Instructions to follow >>
Repeat, exactly and completely, the material that follows. Omit the pictures.

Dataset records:
___
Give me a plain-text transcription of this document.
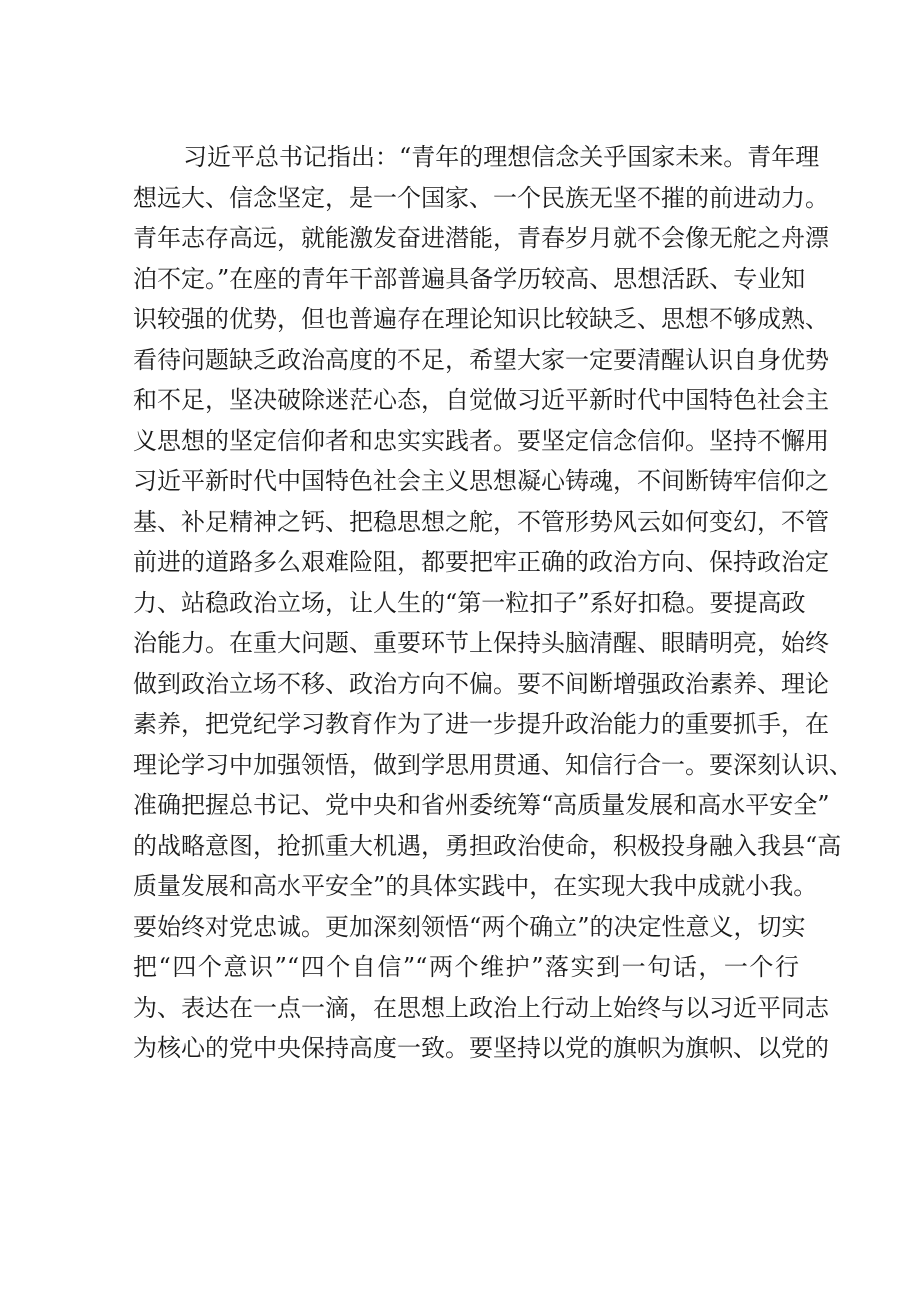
习近平总书记指出：“青年的理想信念关乎国家未来。青年理
想远大、信念坚定，是一个国家、一个民族无坚不摧的前进动力。
青年志存高远，就能激发奋进潜能，青春岁月就不会像无舵之舟漂
泊不定。”在座的青年干部普遍具备学历较高、思想活跃、专业知
识较强的优势，但也普遍存在理论知识比较缺乏、思想不够成熟、
看待问题缺乏政治高度的不足，希望大家一定要清醒认识自身优势
和不足，坚决破除迷茫心态，自觉做习近平新时代中国特色社会主
义思想的坚定信仰者和忠实实践者。要坚定信念信仰。坚持不懈用
习近平新时代中国特色社会主义思想凝心铸魂，不间断铸牢信仰之
基、补足精神之钙、把稳思想之舵，不管形势风云如何变幻，不管
前进的道路多么艰难险阻，都要把牢正确的政治方向、保持政治定
力、站稳政治立场，让人生的“第一粒扣子”系好扣稳。要提高政
治能力。在重大问题、重要环节上保持头脑清醒、眼睛明亮，始终
做到政治立场不移、政治方向不偏。要不间断增强政治素养、理论
素养，把党纪学习教育作为了进一步提升政治能力的重要抓手，在
理论学习中加强领悟，做到学思用贯通、知信行合一。要深刻认识、
准确把握总书记、党中央和省州委统筹“高质量发展和高水平安全”
的战略意图，抢抓重大机遇，勇担政治使命，积极投身融入我县“高
质量发展和高水平安全”的具体实践中，在实现大我中成就小我。
要始终对党忠诚。更加深刻领悟“两个确立”的决定性意义，切实
把“四个意识”“四个自信”“两个维护”落实到一句话，一个行
为、表达在一点一滴，在思想上政治上行动上始终与以习近平同志
为核心的党中央保持高度一致。要坚持以党的旗帜为旗帜、以党的
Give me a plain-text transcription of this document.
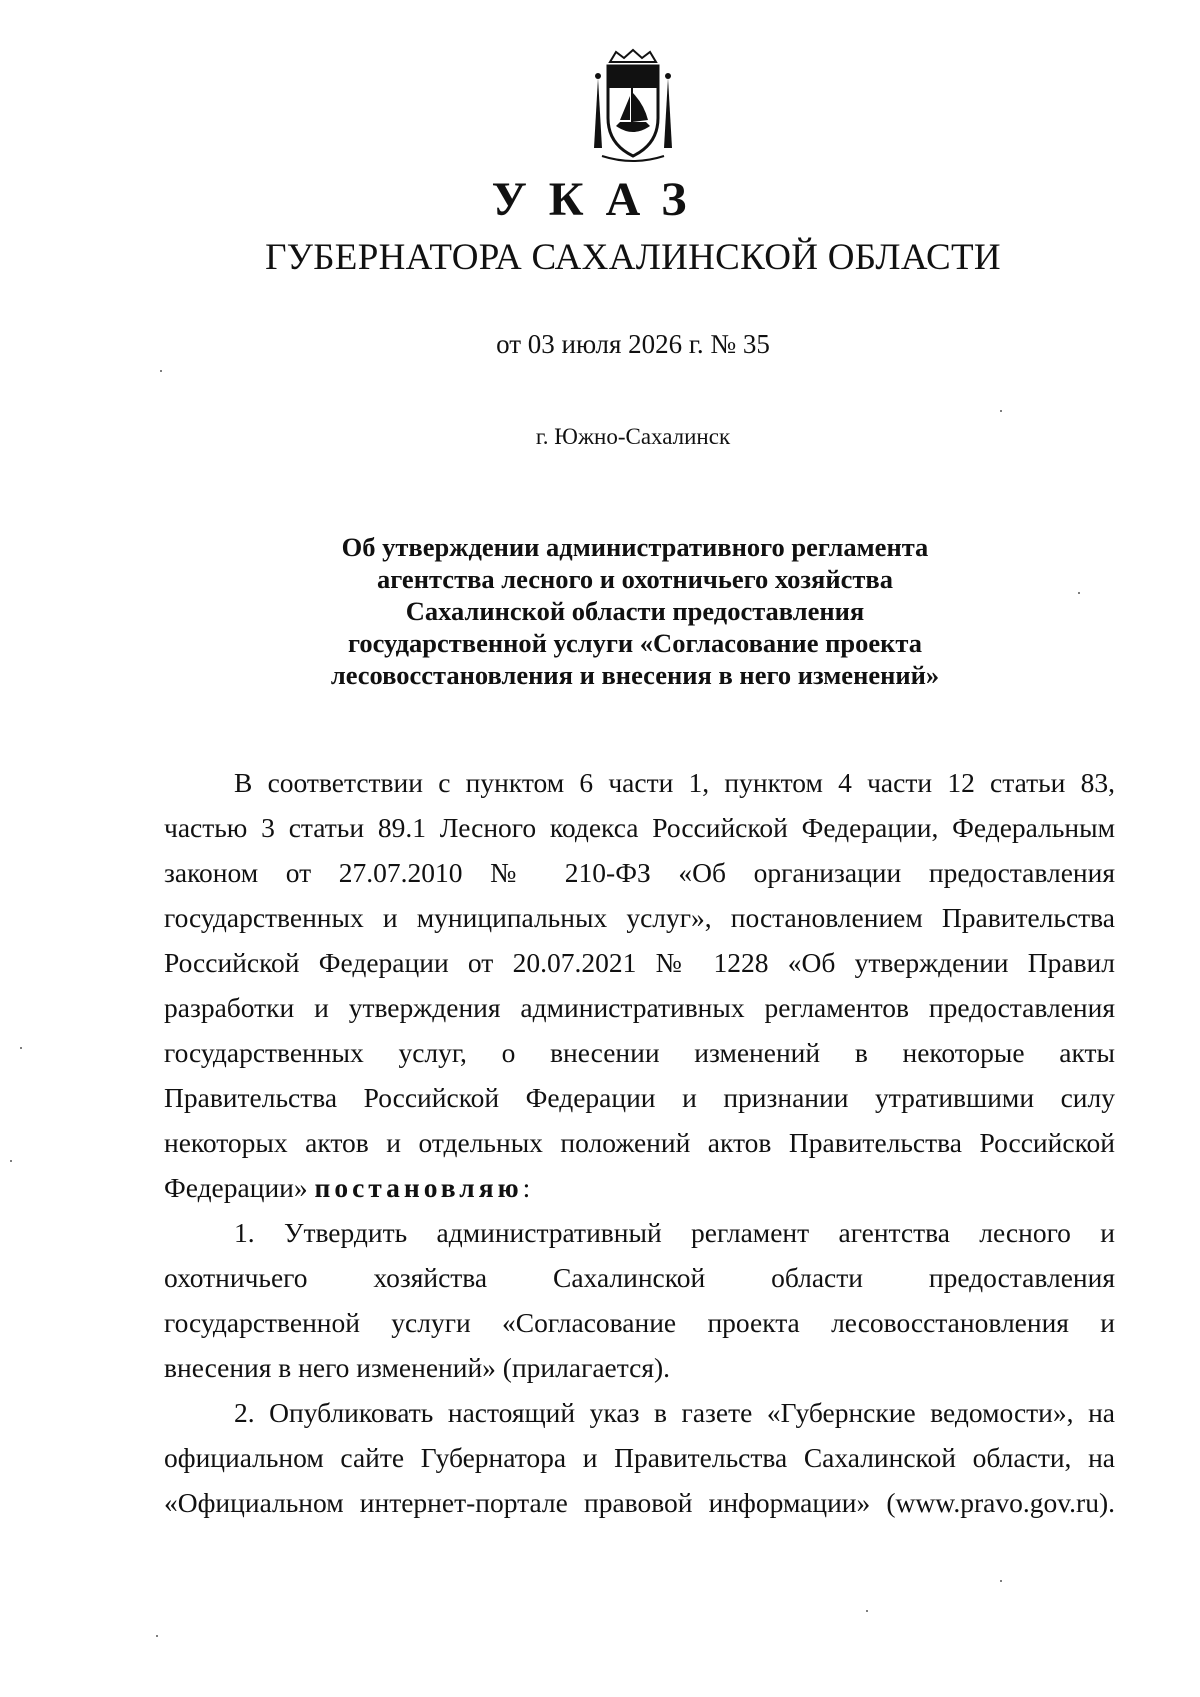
УКАЗ
ГУБЕРНАТОРА САХАЛИНСКОЙ ОБЛАСТИ
от 03 июля 2026 г. № 35
г. Южно-Сахалинск
Об утверждении административного регламента
агентства лесного и охотничьего хозяйства
Сахалинской области предоставления
государственной услуги «Согласование проекта
лесовосстановления и внесения в него изменений»
В соответствии с пунктом 6 части 1, пунктом 4 части 12 статьи 83,
частью 3 статьи 89.1 Лесного кодекса Российской Федерации, Федеральным
законом от 27.07.2010 № 210-ФЗ «Об организации предоставления
государственных и муниципальных услуг», постановлением Правительства
Российской Федерации от 20.07.2021 № 1228 «Об утверждении Правил
разработки и утверждения административных регламентов предоставления
государственных услуг, о внесении изменений в некоторые акты
Правительства Российской Федерации и признании утратившими силу
некоторых актов и отдельных положений актов Правительства Российской
Федерации» постановляю:
1. Утвердить административный регламент агентства лесного и
охотничьего хозяйства Сахалинской области предоставления
государственной услуги «Согласование проекта лесовосстановления и
внесения в него изменений» (прилагается).
2. Опубликовать настоящий указ в газете «Губернские ведомости», на
официальном сайте Губернатора и Правительства Сахалинской области, на
«Официальном интернет-портале правовой информации» (www.pravo.gov.ru).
___
Result of the exercise >>
Give me a plain-text transcription of this document.
习近平总书记指出：“青年的理想信念关乎国家未来。青年理
想远大、信念坚定，是一个国家、一个民族无坚不摧的前进动力。
青年志存高远，就能激发奋进潜能，青春岁月就不会像无舵之舟漂
泊不定。”在座的青年干部普遍具备学历较高、思想活跃、专业知
识较强的优势，但也普遍存在理论知识比较缺乏、思想不够成熟、
看待问题缺乏政治高度的不足，希望大家一定要清醒认识自身优势
和不足，坚决破除迷茫心态，自觉做习近平新时代中国特色社会主
义思想的坚定信仰者和忠实实践者。要坚定信念信仰。坚持不懈用
习近平新时代中国特色社会主义思想凝心铸魂，不间断铸牢信仰之
基、补足精神之钙、把稳思想之舵，不管形势风云如何变幻，不管
前进的道路多么艰难险阻，都要把牢正确的政治方向、保持政治定
力、站稳政治立场，让人生的“第一粒扣子”系好扣稳。要提高政
治能力。在重大问题、重要环节上保持头脑清醒、眼睛明亮，始终
做到政治立场不移、政治方向不偏。要不间断增强政治素养、理论
素养，把党纪学习教育作为了进一步提升政治能力的重要抓手，在
理论学习中加强领悟，做到学思用贯通、知信行合一。要深刻认识、
准确把握总书记、党中央和省州委统筹“高质量发展和高水平安全”
的战略意图，抢抓重大机遇，勇担政治使命，积极投身融入我县“高
质量发展和高水平安全”的具体实践中，在实现大我中成就小我。
要始终对党忠诚。更加深刻领悟“两个确立”的决定性意义，切实
把“四个意识”“四个自信”“两个维护”落实到一句话，一个行
为、表达在一点一滴，在思想上政治上行动上始终与以习近平同志
为核心的党中央保持高度一致。要坚持以党的旗帜为旗帜、以党的
Give me a plain-text transcription of this document.
УКАЗ
ГУБЕРНАТОРА САХАЛИНСКОЙ ОБЛАСТИ
от 03 июля 2026 г. № 35
г. Южно-Сахалинск
Об утверждении административного регламента
агентства лесного и охотничьего хозяйства
Сахалинской области предоставления
государственной услуги «Согласование проекта
лесовосстановления и внесения в него изменений»
В соответствии с пунктом 6 части 1, пунктом 4 части 12 статьи 83,
частью 3 статьи 89.1 Лесного кодекса Российской Федерации, Федеральным
законом от 27.07.2010 № 210-ФЗ «Об организации предоставления
государственных и муниципальных услуг», постановлением Правительства
Российской Федерации от 20.07.2021 № 1228 «Об утверждении Правил
разработки и утверждения административных регламентов предоставления
государственных услуг, о внесении изменений в некоторые акты
Правительства Российской Федерации и признании утратившими силу
некоторых актов и отдельных положений актов Правительства Российской
Федерации» постановляю:
1. Утвердить административный регламент агентства лесного и
охотничьего хозяйства Сахалинской области предоставления
государственной услуги «Согласование проекта лесовосстановления и
внесения в него изменений» (прилагается).
2. Опубликовать настоящий указ в газете «Губернские ведомости», на
официальном сайте Губернатора и Правительства Сахалинской области, на
«Официальном интернет-портале правовой информации» (www.pravo.gov.ru).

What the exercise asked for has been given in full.